[Document page transcription items]
|---|

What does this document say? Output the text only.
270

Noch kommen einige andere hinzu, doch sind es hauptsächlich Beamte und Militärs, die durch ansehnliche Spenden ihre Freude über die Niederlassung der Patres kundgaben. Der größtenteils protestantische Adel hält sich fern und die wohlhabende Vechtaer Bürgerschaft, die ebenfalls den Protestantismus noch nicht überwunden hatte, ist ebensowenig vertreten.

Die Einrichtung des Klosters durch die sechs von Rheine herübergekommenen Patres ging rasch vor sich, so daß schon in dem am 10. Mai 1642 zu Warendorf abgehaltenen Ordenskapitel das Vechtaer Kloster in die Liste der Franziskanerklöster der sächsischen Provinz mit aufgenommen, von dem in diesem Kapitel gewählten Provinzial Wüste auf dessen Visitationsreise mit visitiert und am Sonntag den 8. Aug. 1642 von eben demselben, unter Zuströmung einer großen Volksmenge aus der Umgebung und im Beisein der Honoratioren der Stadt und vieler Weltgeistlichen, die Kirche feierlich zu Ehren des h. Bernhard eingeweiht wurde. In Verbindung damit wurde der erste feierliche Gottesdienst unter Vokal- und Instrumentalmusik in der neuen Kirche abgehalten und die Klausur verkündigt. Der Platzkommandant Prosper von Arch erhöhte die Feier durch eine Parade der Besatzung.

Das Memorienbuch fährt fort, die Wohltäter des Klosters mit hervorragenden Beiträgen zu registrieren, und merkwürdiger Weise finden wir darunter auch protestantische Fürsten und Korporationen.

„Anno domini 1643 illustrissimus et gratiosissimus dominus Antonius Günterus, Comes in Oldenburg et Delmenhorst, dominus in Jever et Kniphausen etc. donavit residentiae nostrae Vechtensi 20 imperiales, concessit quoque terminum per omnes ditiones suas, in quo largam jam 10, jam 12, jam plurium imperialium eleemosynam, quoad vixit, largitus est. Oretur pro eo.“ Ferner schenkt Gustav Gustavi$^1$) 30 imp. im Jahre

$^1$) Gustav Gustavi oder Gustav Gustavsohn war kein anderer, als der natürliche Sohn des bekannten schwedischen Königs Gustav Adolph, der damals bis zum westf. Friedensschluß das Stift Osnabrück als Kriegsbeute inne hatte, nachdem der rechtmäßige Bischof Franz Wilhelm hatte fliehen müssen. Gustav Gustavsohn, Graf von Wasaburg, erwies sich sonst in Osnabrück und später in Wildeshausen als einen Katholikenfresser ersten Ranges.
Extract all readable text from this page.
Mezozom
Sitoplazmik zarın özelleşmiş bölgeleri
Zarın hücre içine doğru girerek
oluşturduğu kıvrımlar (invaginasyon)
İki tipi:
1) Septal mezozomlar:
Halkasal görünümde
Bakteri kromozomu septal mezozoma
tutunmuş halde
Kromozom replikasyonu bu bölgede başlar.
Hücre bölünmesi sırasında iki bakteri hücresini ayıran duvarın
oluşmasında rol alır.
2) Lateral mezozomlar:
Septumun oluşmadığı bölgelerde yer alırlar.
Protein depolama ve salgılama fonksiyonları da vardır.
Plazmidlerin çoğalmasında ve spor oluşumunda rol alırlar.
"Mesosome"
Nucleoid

|---|

Task objective.
Your task is to retype the records above exactly.

Response.
What does this document say? Output the text only.
270

Noch kommen einige andere hinzu, doch sind es hauptsächlich Beamte und Militärs, die durch ansehnliche Spenden ihre Freude über die Niederlassung der Patres kundgaben. Der größtenteils protestantische Adel hält sich fern und die wohlhabende Vechtaer Bürgerschaft, die ebenfalls den Protestantismus noch nicht überwunden hatte, ist ebensowenig vertreten.

Die Einrichtung des Klosters durch die sechs von Rheine herübergekommenen Patres ging rasch vor sich, so daß schon in dem am 10. Mai 1642 zu Warendorf abgehaltenen Ordenskapitel das Vechtaer Kloster in die Liste der Franziskanerklöster der sächsischen Provinz mit aufgenommen, von dem in diesem Kapitel gewählten Provinzial Wüste auf dessen Visitationsreise mit visitiert und am Sonntag den 8. Aug. 1642 von eben demselben, unter Zuströmung einer großen Volksmenge aus der Umgebung und im Beisein der Honoratioren der Stadt und vieler Weltgeistlichen, die Kirche feierlich zu Ehren des h. Bernhard eingeweiht wurde. In Verbindung damit wurde der erste feierliche Gottesdienst unter Vokal- und Instrumentalmusik in der neuen Kirche abgehalten und die Klausur verkündigt. Der Platzkommandant Prosper von Arch erhöhte die Feier durch eine Parade der Besatzung.

Das Memorienbuch fährt fort, die Wohltäter des Klosters mit hervorragenden Beiträgen zu registrieren, und merkwürdiger Weise finden wir darunter auch protestantische Fürsten und Korporationen.

„Anno domini 1643 illustrissimus et gratiosissimus dominus Antonius Günterus, Comes in Oldenburg et Delmenhorst, dominus in Jever et Kniphausen etc. donavit residentiae nostrae Vechtensi 20 imperiales, concessit quoque terminum per omnes ditiones suas, in quo largam jam 10, jam 12, jam plurium imperialium eleemosynam, quoad vixit, largitus est. Oretur pro eo.“ Ferner schenkt Gustav Gustavi$^1$) 30 imp. im Jahre

$^1$) Gustav Gustavi oder Gustav Gustavsohn war kein anderer, als der natürliche Sohn des bekannten schwedischen Königs Gustav Adolph, der damals bis zum westf. Friedensschluß das Stift Osnabrück als Kriegsbeute inne hatte, nachdem der rechtmäßige Bischof Franz Wilhelm hatte fliehen müssen. Gustav Gustavsohn, Graf von Wasaburg, erwies sich sonst in Osnabrück und später in Wildeshausen als einen Katholikenfresser ersten Ranges.
Extract all readable text from this page.
Mezozom
Sitoplazmik zarın özelleşmiş bölgeleri
Zarın hücre içine doğru girerek
oluşturduğu kıvrımlar (invaginasyon)
İki tipi:
1) Septal mezozomlar:
Halkasal görünümde
Bakteri kromozomu septal mezozoma
tutunmuş halde
Kromozom replikasyonu bu bölgede başlar.
Hücre bölünmesi sırasında iki bakteri hücresini ayıran duvarın
oluşmasında rol alır.
2) Lateral mezozomlar:
Septumun oluşmadığı bölgelerde yer alırlar.
Protein depolama ve salgılama fonksiyonları da vardır.
Plazmidlerin çoğalmasında ve spor oluşumunda rol alırlar.
"Mesosome"
Nucleoid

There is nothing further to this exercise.